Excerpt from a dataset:
------------------------------

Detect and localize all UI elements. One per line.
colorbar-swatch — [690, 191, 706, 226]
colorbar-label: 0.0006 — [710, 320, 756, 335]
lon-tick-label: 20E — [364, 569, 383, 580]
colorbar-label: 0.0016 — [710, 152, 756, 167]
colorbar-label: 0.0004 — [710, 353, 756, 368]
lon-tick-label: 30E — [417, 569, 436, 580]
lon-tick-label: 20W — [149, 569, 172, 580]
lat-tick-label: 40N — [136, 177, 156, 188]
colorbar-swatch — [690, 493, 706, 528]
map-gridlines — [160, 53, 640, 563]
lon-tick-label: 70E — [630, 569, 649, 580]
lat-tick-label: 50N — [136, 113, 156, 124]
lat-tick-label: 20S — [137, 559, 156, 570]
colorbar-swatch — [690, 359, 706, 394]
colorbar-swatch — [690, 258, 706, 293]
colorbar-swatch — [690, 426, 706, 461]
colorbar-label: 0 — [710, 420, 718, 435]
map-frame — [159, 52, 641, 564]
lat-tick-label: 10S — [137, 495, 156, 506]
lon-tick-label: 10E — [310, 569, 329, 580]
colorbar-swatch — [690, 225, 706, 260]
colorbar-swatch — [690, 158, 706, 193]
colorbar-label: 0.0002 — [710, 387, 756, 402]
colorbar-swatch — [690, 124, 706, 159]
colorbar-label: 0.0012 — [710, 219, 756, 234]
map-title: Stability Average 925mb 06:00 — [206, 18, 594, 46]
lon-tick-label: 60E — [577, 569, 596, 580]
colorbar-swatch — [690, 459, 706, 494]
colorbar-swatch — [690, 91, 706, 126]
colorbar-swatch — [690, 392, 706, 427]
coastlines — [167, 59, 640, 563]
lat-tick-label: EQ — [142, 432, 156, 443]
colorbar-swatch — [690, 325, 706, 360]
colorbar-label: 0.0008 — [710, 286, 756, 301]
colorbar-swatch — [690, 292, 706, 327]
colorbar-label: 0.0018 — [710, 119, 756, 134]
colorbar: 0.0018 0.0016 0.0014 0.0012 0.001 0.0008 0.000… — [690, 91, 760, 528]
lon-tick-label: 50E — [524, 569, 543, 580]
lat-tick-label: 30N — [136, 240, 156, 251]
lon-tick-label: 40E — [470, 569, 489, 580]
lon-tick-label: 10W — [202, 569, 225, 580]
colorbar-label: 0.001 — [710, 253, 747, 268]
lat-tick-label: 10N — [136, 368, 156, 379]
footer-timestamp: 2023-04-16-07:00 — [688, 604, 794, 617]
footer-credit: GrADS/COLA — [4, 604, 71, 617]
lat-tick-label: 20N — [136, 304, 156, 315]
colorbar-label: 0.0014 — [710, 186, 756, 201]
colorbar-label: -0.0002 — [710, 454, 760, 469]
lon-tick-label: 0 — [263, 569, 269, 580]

------------------------------

[TASK REQUIREMENTS] Copy every item above character for character, keeping each line as it stands.

[TASK OUTPUT]
Detect and localize all UI elements. One per line.
colorbar-swatch — [690, 191, 706, 226]
colorbar-label: 0.0006 — [710, 320, 756, 335]
lon-tick-label: 20E — [364, 569, 383, 580]
colorbar-label: 0.0016 — [710, 152, 756, 167]
colorbar-label: 0.0004 — [710, 353, 756, 368]
lon-tick-label: 30E — [417, 569, 436, 580]
lon-tick-label: 20W — [149, 569, 172, 580]
lat-tick-label: 40N — [136, 177, 156, 188]
colorbar-swatch — [690, 493, 706, 528]
map-gridlines — [160, 53, 640, 563]
lon-tick-label: 70E — [630, 569, 649, 580]
lat-tick-label: 50N — [136, 113, 156, 124]
lat-tick-label: 20S — [137, 559, 156, 570]
colorbar-swatch — [690, 359, 706, 394]
colorbar-swatch — [690, 258, 706, 293]
colorbar-swatch — [690, 426, 706, 461]
colorbar-label: 0 — [710, 420, 718, 435]
map-frame — [159, 52, 641, 564]
lat-tick-label: 10S — [137, 495, 156, 506]
lon-tick-label: 10E — [310, 569, 329, 580]
colorbar-swatch — [690, 225, 706, 260]
colorbar-swatch — [690, 158, 706, 193]
colorbar-label: 0.0002 — [710, 387, 756, 402]
colorbar-swatch — [690, 124, 706, 159]
colorbar-label: 0.0012 — [710, 219, 756, 234]
map-title: Stability Average 925mb 06:00 — [206, 18, 594, 46]
lon-tick-label: 60E — [577, 569, 596, 580]
colorbar-swatch — [690, 459, 706, 494]
colorbar-swatch — [690, 91, 706, 126]
colorbar-swatch — [690, 392, 706, 427]
coastlines — [167, 59, 640, 563]
lat-tick-label: EQ — [142, 432, 156, 443]
colorbar-swatch — [690, 325, 706, 360]
colorbar-label: 0.0008 — [710, 286, 756, 301]
colorbar-swatch — [690, 292, 706, 327]
colorbar-label: 0.0018 — [710, 119, 756, 134]
colorbar: 0.0018 0.0016 0.0014 0.0012 0.001 0.0008 0.000… — [690, 91, 760, 528]
lon-tick-label: 50E — [524, 569, 543, 580]
lat-tick-label: 30N — [136, 240, 156, 251]
lon-tick-label: 40E — [470, 569, 489, 580]
lon-tick-label: 10W — [202, 569, 225, 580]
colorbar-label: 0.001 — [710, 253, 747, 268]
lat-tick-label: 10N — [136, 368, 156, 379]
footer-timestamp: 2023-04-16-07:00 — [688, 604, 794, 617]
footer-credit: GrADS/COLA — [4, 604, 71, 617]
lat-tick-label: 20N — [136, 304, 156, 315]
colorbar-label: 0.0014 — [710, 186, 756, 201]
colorbar-label: -0.0002 — [710, 454, 760, 469]
lon-tick-label: 0 — [263, 569, 269, 580]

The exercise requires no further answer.